Given data ▸
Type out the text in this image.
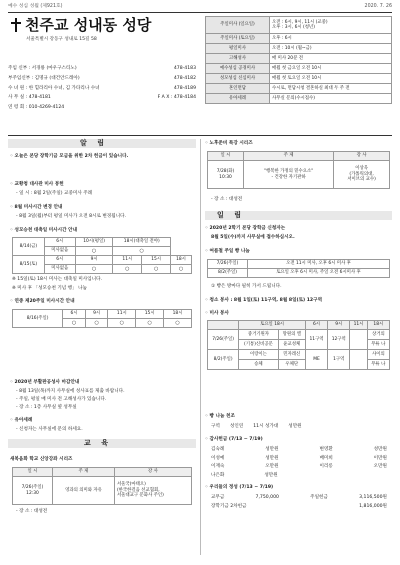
예수 성심 성월 (제921호)	2020. 7. 26
천주교 성내동 성당
서울특별시 강동구 성내로 15길 58
주임 신부 : 서경룡 (마우구스티노)	478-4183
부주임신부 : 김명규 (대건안드레아)	478-4182
수 녀 원 : 한 힐라리아 수녀, 김 가타리나 수녀	478-4189
사 무 실 : 478-4181	F A X : 478-4184
연 령 회 : 010-4269-4124
주일미사 (일요일)	오전 : 6시, 9시, 11시 (교중)
오후 : 3시, 6시 (청년)
주일미사 (토요일)	오후 : 6시
평일미사	오전 : 10시 (월~금)
고해성사	매 미사 20분 전
예수성심 공경미사	매월 첫 금요일 오전 10시
성모성심 신심미사	매월 첫 토요일 오전 10시
혼인면담	수시로, 면담시청 결혼하실 최대 두 주 전
유아세례	사무실 문의(수시접수)
알 림
◦ 오늘은 본당 장학기금 모금을 위한 2차 헌금이 있습니다.
◦ 교황청 대사관 미사 봉헌
- 일 시 : 8월 2일(주일) 교중미사 주례
◦ 8월 미사시간 변경 안내
- 8월 3일(월)부터 평일 미사가 오전 8시로 변경됩니다.
◦ 성모승천 대축일 미사시간 안내
8/14(금)	6시	10시(평일)	18시(대축일 전야)		
	미사없음	○	○		
8/15(토)	6시	9시	11시	15시	18시
	미사없음	○	○	○	○
※ 15일(토) 18시 미사는 대축일 미사입니다.
※ 미사 후 「성모승천 기념 행」 나눔
◦ 연중 제20주일 미사시간 안내
8/16(주일)	6시	9시	11시	15시	18시
	○	○	○	○	○
◦ 2020년 부활판공성사 마감안내
- 8월 13일(목)까지 사무실에 성사표를 제출 바랍니다.
- 주일, 평일 매 미사 전 고해성사가 있습니다.
- 장 소 : 1층 사무실 옆 성무실
◦ 유아세례
- 신청자는 사무실에 문의 하세요.
교 육
새복음화 학교 신앙강좌 시리즈
일 시	주 제	강 사
7/26(주일) 12:30	영과의 의미와 자유	서울국(마태오)
(한국한걸음 선교협회,
서울대교구 문화사 주인)
- 장 소 : 대성전
◦ 노후준비 특강 시리즈
일 시	주 제	강 사
7/28(화) 10:30	"행복한 가정의 밑수요소"
- 건강한 자기관하	이상욱
(가톨릭의대,
서이브의 교수)
- 장 소 : 대성전
일 림
◦ 2020년 2학기 본당 장학금 신청자는
8월 5일(수)까지 사무실에 접수하십시오.
◦ 여름철 주일 빵 나눔
7/26(주일)	오전 11시 미사, 오후 6시 미사 후
8/2(주일)	토요일 오후 6시 미사, 주일 오전 6시미사 후
① 빵은 방마다 필히 가서 드립니다.
◦ 청소 봉사 : 8월 1일(토) 11구역, 8월 8일(토) 12구역
◦ 미사 봉사
	토요일 18시		6시	9시	11시	18시
7/26(주일)	중거기원자	망원의 엘	11구역	12구역		상거의
	(기통)신비공문	윤교성체				무튜 나
8/2(주일)	이랑이는	민자레신	ME	1구역		사이의
	승체	우체단				무튜 나
◦ 빵 나눔 천조
구역 성인연 11시 성가대 성만원
◦ 감사헌금 (7/13 ~ 7/19)
김숙례	성만원	변영환	성만원
이성예	성만원	배미희	이만원
이재숙	오만원	이리롱	오만원
나은화	성만원
◦ 우리들의 정성 (7/13 ~ 7/19)
교무금	7,750,000	주일헌금	3,116,500원
장학기금 2차헌금	1,816,000원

Your task ▸
Each line in the records above should be reproduced exactly; images are not copied.

Task answer ▸
Type out the text in this image.
예수 성심 성월 (제921호)	2020. 7. 26
천주교 성내동 성당
서울특별시 강동구 성내로 15길 58
주임 신부 : 서경룡 (마우구스티노)	478-4183
부주임신부 : 김명규 (대건안드레아)	478-4182
수 녀 원 : 한 힐라리아 수녀, 김 가타리나 수녀	478-4189
사 무 실 : 478-4181	F A X : 478-4184
연 령 회 : 010-4269-4124
주일미사 (일요일)	오전 : 6시, 9시, 11시 (교중)
오후 : 3시, 6시 (청년)
주일미사 (토요일)	오후 : 6시
평일미사	오전 : 10시 (월~금)
고해성사	매 미사 20분 전
예수성심 공경미사	매월 첫 금요일 오전 10시
성모성심 신심미사	매월 첫 토요일 오전 10시
혼인면담	수시로, 면담시청 결혼하실 최대 두 주 전
유아세례	사무실 문의(수시접수)
알 림
◦ 오늘은 본당 장학기금 모금을 위한 2차 헌금이 있습니다.
◦ 교황청 대사관 미사 봉헌
- 일 시 : 8월 2일(주일) 교중미사 주례
◦ 8월 미사시간 변경 안내
- 8월 3일(월)부터 평일 미사가 오전 8시로 변경됩니다.
◦ 성모승천 대축일 미사시간 안내
8/14(금)	6시	10시(평일)	18시(대축일 전야)		
	미사없음	○	○		
8/15(토)	6시	9시	11시	15시	18시
	미사없음	○	○	○	○
※ 15일(토) 18시 미사는 대축일 미사입니다.
※ 미사 후 「성모승천 기념 행」 나눔
◦ 연중 제20주일 미사시간 안내
8/16(주일)	6시	9시	11시	15시	18시
	○	○	○	○	○
◦ 2020년 부활판공성사 마감안내
- 8월 13일(목)까지 사무실에 성사표를 제출 바랍니다.
- 주일, 평일 매 미사 전 고해성사가 있습니다.
- 장 소 : 1층 사무실 옆 성무실
◦ 유아세례
- 신청자는 사무실에 문의 하세요.
교 육
새복음화 학교 신앙강좌 시리즈
일 시	주 제	강 사
7/26(주일) 12:30	영과의 의미와 자유	서울국(마태오)
(한국한걸음 선교협회,
서울대교구 문화사 주인)
- 장 소 : 대성전
◦ 노후준비 특강 시리즈
일 시	주 제	강 사
7/28(화) 10:30	"행복한 가정의 밑수요소"
- 건강한 자기관하	이상욱
(가톨릭의대,
서이브의 교수)
- 장 소 : 대성전
일 림
◦ 2020년 2학기 본당 장학금 신청자는
8월 5일(수)까지 사무실에 접수하십시오.
◦ 여름철 주일 빵 나눔
7/26(주일)	오전 11시 미사, 오후 6시 미사 후
8/2(주일)	토요일 오후 6시 미사, 주일 오전 6시미사 후
① 빵은 방마다 필히 가서 드립니다.
◦ 청소 봉사 : 8월 1일(토) 11구역, 8월 8일(토) 12구역
◦ 미사 봉사
	토요일 18시		6시	9시	11시	18시
7/26(주일)	중거기원자	망원의 엘	11구역	12구역		상거의
	(기통)신비공문	윤교성체				무튜 나
8/2(주일)	이랑이는	민자레신	ME	1구역		사이의
	승체	우체단				무튜 나
◦ 빵 나눔 천조
구역 성인연 11시 성가대 성만원
◦ 감사헌금 (7/13 ~ 7/19)
김숙례	성만원	변영환	성만원
이성예	성만원	배미희	이만원
이재숙	오만원	이리롱	오만원
나은화	성만원
◦ 우리들의 정성 (7/13 ~ 7/19)
교무금	7,750,000	주일헌금	3,116,500원
장학기금 2차헌금	1,816,000원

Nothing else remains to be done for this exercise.